**Problem description**
Which lines hold the word "content"? Show each of them.

---- Data lines

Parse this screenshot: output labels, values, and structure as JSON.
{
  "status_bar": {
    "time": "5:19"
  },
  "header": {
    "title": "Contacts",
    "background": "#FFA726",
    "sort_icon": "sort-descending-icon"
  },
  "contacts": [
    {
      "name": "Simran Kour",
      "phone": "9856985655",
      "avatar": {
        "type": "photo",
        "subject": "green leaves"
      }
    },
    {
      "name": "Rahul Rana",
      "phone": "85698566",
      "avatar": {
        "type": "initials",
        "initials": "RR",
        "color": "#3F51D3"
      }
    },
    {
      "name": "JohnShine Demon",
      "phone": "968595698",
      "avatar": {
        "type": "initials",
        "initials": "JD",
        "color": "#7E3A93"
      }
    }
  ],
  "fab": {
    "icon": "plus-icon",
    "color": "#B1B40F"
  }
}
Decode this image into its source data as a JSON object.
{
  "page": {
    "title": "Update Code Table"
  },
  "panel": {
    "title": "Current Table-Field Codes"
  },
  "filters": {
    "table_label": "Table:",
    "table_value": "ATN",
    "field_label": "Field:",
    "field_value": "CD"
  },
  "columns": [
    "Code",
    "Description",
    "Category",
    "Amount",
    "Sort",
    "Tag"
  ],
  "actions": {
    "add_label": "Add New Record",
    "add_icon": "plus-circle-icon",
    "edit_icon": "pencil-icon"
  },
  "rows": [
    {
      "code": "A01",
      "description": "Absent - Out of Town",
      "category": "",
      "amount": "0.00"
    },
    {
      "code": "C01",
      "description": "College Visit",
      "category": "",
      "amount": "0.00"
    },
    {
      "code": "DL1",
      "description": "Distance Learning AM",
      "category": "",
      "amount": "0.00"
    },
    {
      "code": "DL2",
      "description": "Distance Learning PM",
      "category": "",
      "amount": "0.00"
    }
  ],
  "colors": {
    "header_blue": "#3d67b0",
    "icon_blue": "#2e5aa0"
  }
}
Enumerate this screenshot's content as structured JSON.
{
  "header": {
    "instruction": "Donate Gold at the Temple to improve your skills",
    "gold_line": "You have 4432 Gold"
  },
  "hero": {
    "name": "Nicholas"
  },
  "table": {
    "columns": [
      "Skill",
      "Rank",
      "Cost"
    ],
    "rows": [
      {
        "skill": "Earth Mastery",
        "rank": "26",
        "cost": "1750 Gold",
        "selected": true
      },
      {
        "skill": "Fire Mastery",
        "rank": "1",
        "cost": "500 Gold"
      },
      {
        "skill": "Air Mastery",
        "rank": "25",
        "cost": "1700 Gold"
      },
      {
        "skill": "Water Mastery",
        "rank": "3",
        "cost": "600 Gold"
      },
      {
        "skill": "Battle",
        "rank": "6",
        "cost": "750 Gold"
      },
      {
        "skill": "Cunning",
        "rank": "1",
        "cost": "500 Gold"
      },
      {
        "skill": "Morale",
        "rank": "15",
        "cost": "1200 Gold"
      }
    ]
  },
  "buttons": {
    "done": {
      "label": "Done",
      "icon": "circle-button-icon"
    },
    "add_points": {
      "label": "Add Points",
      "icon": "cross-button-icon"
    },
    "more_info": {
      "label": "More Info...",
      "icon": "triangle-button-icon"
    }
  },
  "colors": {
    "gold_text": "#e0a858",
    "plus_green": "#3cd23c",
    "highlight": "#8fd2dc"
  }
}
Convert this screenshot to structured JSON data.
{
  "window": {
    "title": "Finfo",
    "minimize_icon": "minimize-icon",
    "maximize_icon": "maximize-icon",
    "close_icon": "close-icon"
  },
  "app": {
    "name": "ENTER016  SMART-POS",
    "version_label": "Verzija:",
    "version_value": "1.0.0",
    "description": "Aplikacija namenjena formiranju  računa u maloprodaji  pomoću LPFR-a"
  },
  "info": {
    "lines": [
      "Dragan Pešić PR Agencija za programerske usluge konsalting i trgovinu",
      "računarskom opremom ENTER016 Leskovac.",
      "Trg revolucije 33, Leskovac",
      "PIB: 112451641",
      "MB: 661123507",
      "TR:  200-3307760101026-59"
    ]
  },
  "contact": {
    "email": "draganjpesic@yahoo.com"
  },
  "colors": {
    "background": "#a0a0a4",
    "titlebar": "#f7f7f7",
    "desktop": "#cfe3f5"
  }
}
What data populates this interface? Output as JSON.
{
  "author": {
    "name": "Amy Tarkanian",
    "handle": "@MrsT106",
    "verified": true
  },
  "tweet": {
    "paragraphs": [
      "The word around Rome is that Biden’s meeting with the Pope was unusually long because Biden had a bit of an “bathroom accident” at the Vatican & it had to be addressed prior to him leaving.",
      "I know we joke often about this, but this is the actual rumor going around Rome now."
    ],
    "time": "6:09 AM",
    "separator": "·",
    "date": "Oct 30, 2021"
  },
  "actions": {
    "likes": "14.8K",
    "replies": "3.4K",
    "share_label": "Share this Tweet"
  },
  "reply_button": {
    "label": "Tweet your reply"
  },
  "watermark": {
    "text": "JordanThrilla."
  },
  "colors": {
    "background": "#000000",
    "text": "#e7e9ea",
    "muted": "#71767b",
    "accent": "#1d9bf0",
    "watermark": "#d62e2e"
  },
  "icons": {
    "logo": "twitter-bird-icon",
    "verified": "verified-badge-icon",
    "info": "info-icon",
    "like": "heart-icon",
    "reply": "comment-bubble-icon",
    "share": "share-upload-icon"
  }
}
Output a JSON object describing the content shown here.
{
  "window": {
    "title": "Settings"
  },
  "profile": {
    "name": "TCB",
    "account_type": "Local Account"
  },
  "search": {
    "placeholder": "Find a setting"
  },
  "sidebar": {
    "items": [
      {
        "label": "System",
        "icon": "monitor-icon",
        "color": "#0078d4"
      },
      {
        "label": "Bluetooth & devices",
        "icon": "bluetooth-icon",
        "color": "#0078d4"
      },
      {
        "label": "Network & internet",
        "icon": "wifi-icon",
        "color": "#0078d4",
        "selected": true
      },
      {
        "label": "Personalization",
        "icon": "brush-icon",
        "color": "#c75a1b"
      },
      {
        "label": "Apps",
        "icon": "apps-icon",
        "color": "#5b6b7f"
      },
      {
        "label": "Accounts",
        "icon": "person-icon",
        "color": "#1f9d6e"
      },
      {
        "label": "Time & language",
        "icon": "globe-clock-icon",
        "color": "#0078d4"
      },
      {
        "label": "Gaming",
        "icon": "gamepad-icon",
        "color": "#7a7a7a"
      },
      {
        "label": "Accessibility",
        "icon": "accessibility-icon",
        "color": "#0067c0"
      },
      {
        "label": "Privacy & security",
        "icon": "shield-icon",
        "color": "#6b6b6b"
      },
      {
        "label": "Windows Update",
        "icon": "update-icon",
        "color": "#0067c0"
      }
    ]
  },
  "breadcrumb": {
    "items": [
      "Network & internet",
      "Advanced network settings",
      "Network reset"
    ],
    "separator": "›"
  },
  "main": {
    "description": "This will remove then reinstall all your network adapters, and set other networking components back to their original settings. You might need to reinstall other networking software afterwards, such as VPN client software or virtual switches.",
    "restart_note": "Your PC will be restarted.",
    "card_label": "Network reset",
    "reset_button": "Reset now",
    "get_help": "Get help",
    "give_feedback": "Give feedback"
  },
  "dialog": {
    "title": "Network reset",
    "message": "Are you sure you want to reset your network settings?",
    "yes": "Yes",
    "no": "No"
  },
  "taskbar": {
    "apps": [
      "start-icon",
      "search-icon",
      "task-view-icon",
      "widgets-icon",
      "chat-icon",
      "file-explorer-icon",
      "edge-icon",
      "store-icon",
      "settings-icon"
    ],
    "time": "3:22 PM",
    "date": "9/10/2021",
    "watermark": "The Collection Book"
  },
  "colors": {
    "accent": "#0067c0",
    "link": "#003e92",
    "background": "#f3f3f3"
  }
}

--------

**Completed exercise**
Enumerate this screenshot's content as structured JSON.
Output a JSON object describing the content shown here.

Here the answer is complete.